### WORK INSTRUCTIONS
Check each line of the listing below for the string "frac", and give only how many lines hold it.

### EXTRACTED MATERIAL
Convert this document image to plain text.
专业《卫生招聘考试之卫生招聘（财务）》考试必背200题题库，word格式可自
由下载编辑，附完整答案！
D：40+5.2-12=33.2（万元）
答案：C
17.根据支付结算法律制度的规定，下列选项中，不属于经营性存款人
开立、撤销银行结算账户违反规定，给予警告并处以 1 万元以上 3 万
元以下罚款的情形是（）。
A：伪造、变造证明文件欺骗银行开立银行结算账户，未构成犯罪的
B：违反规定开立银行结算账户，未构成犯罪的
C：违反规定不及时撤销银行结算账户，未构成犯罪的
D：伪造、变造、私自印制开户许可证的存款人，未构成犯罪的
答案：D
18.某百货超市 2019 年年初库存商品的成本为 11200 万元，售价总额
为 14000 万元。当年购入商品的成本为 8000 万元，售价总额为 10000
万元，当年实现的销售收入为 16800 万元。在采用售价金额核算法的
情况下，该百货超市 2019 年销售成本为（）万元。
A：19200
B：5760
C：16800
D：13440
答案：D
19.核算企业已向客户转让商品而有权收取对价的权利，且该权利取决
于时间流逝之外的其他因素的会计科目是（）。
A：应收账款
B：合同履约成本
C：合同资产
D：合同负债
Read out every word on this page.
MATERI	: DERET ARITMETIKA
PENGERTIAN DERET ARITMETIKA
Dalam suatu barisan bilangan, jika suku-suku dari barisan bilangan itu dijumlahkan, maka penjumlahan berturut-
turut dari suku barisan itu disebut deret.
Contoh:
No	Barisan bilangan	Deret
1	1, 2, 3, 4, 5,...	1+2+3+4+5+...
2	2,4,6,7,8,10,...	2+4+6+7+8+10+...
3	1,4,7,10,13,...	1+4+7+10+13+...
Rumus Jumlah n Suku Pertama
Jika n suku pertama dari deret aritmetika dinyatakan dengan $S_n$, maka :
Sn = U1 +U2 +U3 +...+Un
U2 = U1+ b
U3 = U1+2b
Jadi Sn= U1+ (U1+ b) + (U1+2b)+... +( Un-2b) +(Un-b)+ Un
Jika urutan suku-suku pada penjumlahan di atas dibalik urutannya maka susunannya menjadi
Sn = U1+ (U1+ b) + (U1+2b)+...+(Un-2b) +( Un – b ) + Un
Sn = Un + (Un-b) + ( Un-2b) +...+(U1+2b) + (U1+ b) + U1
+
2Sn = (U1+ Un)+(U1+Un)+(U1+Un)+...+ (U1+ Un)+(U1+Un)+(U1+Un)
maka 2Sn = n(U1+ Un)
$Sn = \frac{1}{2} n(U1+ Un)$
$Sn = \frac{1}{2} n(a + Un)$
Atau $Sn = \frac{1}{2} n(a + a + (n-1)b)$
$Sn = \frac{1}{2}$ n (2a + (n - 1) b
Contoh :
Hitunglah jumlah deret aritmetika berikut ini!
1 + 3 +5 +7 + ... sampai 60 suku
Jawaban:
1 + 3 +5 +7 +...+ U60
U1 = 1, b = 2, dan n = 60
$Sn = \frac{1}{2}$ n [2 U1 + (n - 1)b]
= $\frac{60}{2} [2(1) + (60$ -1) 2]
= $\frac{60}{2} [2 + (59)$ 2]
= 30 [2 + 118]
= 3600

### RESULT OF THIS TASK
7